[Task to complete]:
Write out the full listing again, exactly as it stands.

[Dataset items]
— start —

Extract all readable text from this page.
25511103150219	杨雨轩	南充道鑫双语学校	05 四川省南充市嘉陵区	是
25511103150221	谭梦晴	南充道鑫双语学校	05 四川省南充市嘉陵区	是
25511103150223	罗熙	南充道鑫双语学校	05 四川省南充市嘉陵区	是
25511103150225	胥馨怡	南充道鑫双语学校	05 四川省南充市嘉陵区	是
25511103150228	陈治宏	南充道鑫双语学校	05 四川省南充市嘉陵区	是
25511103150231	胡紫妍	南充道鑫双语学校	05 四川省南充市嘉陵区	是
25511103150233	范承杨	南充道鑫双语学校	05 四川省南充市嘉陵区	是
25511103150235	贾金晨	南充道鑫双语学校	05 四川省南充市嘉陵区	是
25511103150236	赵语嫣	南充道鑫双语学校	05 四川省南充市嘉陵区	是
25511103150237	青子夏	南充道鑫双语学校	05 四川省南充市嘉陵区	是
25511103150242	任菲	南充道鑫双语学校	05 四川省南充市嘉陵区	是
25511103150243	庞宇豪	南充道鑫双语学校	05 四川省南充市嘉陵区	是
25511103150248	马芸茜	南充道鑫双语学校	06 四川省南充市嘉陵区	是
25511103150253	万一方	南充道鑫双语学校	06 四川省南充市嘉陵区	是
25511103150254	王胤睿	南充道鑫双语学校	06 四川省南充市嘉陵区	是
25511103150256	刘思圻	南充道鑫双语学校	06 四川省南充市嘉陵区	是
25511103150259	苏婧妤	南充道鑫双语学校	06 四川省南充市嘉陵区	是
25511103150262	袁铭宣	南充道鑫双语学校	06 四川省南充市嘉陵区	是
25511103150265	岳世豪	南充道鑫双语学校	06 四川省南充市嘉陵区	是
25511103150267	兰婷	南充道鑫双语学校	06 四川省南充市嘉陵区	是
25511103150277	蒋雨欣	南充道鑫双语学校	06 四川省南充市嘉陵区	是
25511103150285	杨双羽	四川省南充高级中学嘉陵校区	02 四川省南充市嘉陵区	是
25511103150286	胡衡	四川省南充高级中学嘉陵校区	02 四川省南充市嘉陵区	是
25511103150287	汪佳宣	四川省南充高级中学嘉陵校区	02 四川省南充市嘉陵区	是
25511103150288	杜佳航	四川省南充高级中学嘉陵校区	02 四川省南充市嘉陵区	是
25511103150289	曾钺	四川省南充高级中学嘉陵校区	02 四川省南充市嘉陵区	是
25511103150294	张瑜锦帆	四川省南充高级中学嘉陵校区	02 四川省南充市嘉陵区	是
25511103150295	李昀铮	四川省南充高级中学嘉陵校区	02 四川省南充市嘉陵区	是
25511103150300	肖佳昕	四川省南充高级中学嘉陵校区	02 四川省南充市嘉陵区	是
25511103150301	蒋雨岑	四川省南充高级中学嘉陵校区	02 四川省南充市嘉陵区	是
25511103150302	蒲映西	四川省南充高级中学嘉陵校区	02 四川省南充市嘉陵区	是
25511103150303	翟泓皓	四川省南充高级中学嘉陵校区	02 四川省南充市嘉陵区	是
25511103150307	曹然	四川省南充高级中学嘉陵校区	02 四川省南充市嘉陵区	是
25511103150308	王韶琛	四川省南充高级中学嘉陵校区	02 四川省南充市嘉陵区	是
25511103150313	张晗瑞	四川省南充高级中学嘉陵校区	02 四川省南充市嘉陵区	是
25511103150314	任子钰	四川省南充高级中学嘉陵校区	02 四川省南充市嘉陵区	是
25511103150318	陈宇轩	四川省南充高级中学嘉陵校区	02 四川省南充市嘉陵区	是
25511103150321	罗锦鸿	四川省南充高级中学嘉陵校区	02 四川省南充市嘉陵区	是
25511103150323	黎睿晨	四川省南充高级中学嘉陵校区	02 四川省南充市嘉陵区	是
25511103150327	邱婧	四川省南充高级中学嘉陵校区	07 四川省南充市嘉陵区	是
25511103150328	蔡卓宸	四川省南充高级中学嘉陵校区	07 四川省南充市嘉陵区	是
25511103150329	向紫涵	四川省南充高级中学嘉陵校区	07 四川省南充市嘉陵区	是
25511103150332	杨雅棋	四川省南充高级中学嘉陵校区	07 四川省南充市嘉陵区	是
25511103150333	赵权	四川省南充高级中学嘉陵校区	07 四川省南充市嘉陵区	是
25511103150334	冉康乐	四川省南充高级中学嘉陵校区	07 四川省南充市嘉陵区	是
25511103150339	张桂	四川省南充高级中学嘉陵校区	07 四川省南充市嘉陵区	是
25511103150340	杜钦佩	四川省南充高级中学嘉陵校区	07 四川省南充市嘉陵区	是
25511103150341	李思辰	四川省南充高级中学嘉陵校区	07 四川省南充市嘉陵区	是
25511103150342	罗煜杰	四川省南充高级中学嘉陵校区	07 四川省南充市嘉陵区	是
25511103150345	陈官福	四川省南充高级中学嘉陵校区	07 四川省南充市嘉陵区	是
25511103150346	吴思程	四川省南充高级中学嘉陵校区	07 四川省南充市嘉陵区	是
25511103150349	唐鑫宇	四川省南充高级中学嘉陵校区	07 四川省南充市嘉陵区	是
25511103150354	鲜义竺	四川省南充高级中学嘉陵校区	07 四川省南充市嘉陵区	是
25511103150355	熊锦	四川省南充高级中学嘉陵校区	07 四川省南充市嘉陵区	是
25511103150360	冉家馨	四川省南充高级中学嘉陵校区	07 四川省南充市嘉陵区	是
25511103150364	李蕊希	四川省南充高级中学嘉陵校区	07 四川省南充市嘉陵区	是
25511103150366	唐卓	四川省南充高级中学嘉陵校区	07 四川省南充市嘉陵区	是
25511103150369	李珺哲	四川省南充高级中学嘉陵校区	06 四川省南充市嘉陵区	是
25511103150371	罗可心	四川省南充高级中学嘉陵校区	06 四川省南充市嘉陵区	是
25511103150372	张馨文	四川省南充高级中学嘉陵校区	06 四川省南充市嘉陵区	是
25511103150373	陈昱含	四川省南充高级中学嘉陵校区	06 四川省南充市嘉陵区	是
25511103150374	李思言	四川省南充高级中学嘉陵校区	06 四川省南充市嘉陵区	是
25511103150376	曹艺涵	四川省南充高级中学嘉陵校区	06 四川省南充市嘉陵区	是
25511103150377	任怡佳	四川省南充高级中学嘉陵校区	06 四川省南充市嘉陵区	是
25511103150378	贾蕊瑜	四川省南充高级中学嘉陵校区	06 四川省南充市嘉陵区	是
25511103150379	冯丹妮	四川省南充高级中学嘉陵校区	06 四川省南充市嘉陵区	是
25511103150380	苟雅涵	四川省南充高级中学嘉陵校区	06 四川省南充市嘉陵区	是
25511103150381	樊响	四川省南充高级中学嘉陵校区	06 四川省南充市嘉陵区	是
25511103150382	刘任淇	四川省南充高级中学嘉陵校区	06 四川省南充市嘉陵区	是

— end —

[Complete answer]:
Extract all readable text from this page.
25511103150219	杨雨轩	南充道鑫双语学校	05 四川省南充市嘉陵区	是
25511103150221	谭梦晴	南充道鑫双语学校	05 四川省南充市嘉陵区	是
25511103150223	罗熙	南充道鑫双语学校	05 四川省南充市嘉陵区	是
25511103150225	胥馨怡	南充道鑫双语学校	05 四川省南充市嘉陵区	是
25511103150228	陈治宏	南充道鑫双语学校	05 四川省南充市嘉陵区	是
25511103150231	胡紫妍	南充道鑫双语学校	05 四川省南充市嘉陵区	是
25511103150233	范承杨	南充道鑫双语学校	05 四川省南充市嘉陵区	是
25511103150235	贾金晨	南充道鑫双语学校	05 四川省南充市嘉陵区	是
25511103150236	赵语嫣	南充道鑫双语学校	05 四川省南充市嘉陵区	是
25511103150237	青子夏	南充道鑫双语学校	05 四川省南充市嘉陵区	是
25511103150242	任菲	南充道鑫双语学校	05 四川省南充市嘉陵区	是
25511103150243	庞宇豪	南充道鑫双语学校	05 四川省南充市嘉陵区	是
25511103150248	马芸茜	南充道鑫双语学校	06 四川省南充市嘉陵区	是
25511103150253	万一方	南充道鑫双语学校	06 四川省南充市嘉陵区	是
25511103150254	王胤睿	南充道鑫双语学校	06 四川省南充市嘉陵区	是
25511103150256	刘思圻	南充道鑫双语学校	06 四川省南充市嘉陵区	是
25511103150259	苏婧妤	南充道鑫双语学校	06 四川省南充市嘉陵区	是
25511103150262	袁铭宣	南充道鑫双语学校	06 四川省南充市嘉陵区	是
25511103150265	岳世豪	南充道鑫双语学校	06 四川省南充市嘉陵区	是
25511103150267	兰婷	南充道鑫双语学校	06 四川省南充市嘉陵区	是
25511103150277	蒋雨欣	南充道鑫双语学校	06 四川省南充市嘉陵区	是
25511103150285	杨双羽	四川省南充高级中学嘉陵校区	02 四川省南充市嘉陵区	是
25511103150286	胡衡	四川省南充高级中学嘉陵校区	02 四川省南充市嘉陵区	是
25511103150287	汪佳宣	四川省南充高级中学嘉陵校区	02 四川省南充市嘉陵区	是
25511103150288	杜佳航	四川省南充高级中学嘉陵校区	02 四川省南充市嘉陵区	是
25511103150289	曾钺	四川省南充高级中学嘉陵校区	02 四川省南充市嘉陵区	是
25511103150294	张瑜锦帆	四川省南充高级中学嘉陵校区	02 四川省南充市嘉陵区	是
25511103150295	李昀铮	四川省南充高级中学嘉陵校区	02 四川省南充市嘉陵区	是
25511103150300	肖佳昕	四川省南充高级中学嘉陵校区	02 四川省南充市嘉陵区	是
25511103150301	蒋雨岑	四川省南充高级中学嘉陵校区	02 四川省南充市嘉陵区	是
25511103150302	蒲映西	四川省南充高级中学嘉陵校区	02 四川省南充市嘉陵区	是
25511103150303	翟泓皓	四川省南充高级中学嘉陵校区	02 四川省南充市嘉陵区	是
25511103150307	曹然	四川省南充高级中学嘉陵校区	02 四川省南充市嘉陵区	是
25511103150308	王韶琛	四川省南充高级中学嘉陵校区	02 四川省南充市嘉陵区	是
25511103150313	张晗瑞	四川省南充高级中学嘉陵校区	02 四川省南充市嘉陵区	是
25511103150314	任子钰	四川省南充高级中学嘉陵校区	02 四川省南充市嘉陵区	是
25511103150318	陈宇轩	四川省南充高级中学嘉陵校区	02 四川省南充市嘉陵区	是
25511103150321	罗锦鸿	四川省南充高级中学嘉陵校区	02 四川省南充市嘉陵区	是
25511103150323	黎睿晨	四川省南充高级中学嘉陵校区	02 四川省南充市嘉陵区	是
25511103150327	邱婧	四川省南充高级中学嘉陵校区	07 四川省南充市嘉陵区	是
25511103150328	蔡卓宸	四川省南充高级中学嘉陵校区	07 四川省南充市嘉陵区	是
25511103150329	向紫涵	四川省南充高级中学嘉陵校区	07 四川省南充市嘉陵区	是
25511103150332	杨雅棋	四川省南充高级中学嘉陵校区	07 四川省南充市嘉陵区	是
25511103150333	赵权	四川省南充高级中学嘉陵校区	07 四川省南充市嘉陵区	是
25511103150334	冉康乐	四川省南充高级中学嘉陵校区	07 四川省南充市嘉陵区	是
25511103150339	张桂	四川省南充高级中学嘉陵校区	07 四川省南充市嘉陵区	是
25511103150340	杜钦佩	四川省南充高级中学嘉陵校区	07 四川省南充市嘉陵区	是
25511103150341	李思辰	四川省南充高级中学嘉陵校区	07 四川省南充市嘉陵区	是
25511103150342	罗煜杰	四川省南充高级中学嘉陵校区	07 四川省南充市嘉陵区	是
25511103150345	陈官福	四川省南充高级中学嘉陵校区	07 四川省南充市嘉陵区	是
25511103150346	吴思程	四川省南充高级中学嘉陵校区	07 四川省南充市嘉陵区	是
25511103150349	唐鑫宇	四川省南充高级中学嘉陵校区	07 四川省南充市嘉陵区	是
25511103150354	鲜义竺	四川省南充高级中学嘉陵校区	07 四川省南充市嘉陵区	是
25511103150355	熊锦	四川省南充高级中学嘉陵校区	07 四川省南充市嘉陵区	是
25511103150360	冉家馨	四川省南充高级中学嘉陵校区	07 四川省南充市嘉陵区	是
25511103150364	李蕊希	四川省南充高级中学嘉陵校区	07 四川省南充市嘉陵区	是
25511103150366	唐卓	四川省南充高级中学嘉陵校区	07 四川省南充市嘉陵区	是
25511103150369	李珺哲	四川省南充高级中学嘉陵校区	06 四川省南充市嘉陵区	是
25511103150371	罗可心	四川省南充高级中学嘉陵校区	06 四川省南充市嘉陵区	是
25511103150372	张馨文	四川省南充高级中学嘉陵校区	06 四川省南充市嘉陵区	是
25511103150373	陈昱含	四川省南充高级中学嘉陵校区	06 四川省南充市嘉陵区	是
25511103150374	李思言	四川省南充高级中学嘉陵校区	06 四川省南充市嘉陵区	是
25511103150376	曹艺涵	四川省南充高级中学嘉陵校区	06 四川省南充市嘉陵区	是
25511103150377	任怡佳	四川省南充高级中学嘉陵校区	06 四川省南充市嘉陵区	是
25511103150378	贾蕊瑜	四川省南充高级中学嘉陵校区	06 四川省南充市嘉陵区	是
25511103150379	冯丹妮	四川省南充高级中学嘉陵校区	06 四川省南充市嘉陵区	是
25511103150380	苟雅涵	四川省南充高级中学嘉陵校区	06 四川省南充市嘉陵区	是
25511103150381	樊响	四川省南充高级中学嘉陵校区	06 四川省南充市嘉陵区	是
25511103150382	刘任淇	四川省南充高级中学嘉陵校区	06 四川省南充市嘉陵区	是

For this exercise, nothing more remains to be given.